Task =
All of the data below must be repeated exactly.

Supplied data =

╭──

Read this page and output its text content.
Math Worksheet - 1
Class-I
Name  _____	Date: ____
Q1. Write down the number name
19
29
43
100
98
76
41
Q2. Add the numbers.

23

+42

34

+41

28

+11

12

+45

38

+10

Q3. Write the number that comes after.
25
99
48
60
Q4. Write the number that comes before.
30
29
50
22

╰──

Full answer =
Read this page and output its text content.
Math Worksheet - 1
Class-I
Name  _____	Date: ____
Q1. Write down the number name
19
29
43
100
98
76
41
Q2. Add the numbers.

23

+42

34

+41

28

+11

12

+45

38

+10

Q3. Write the number that comes after.
25
99
48
60
Q4. Write the number that comes before.
30
29
50
22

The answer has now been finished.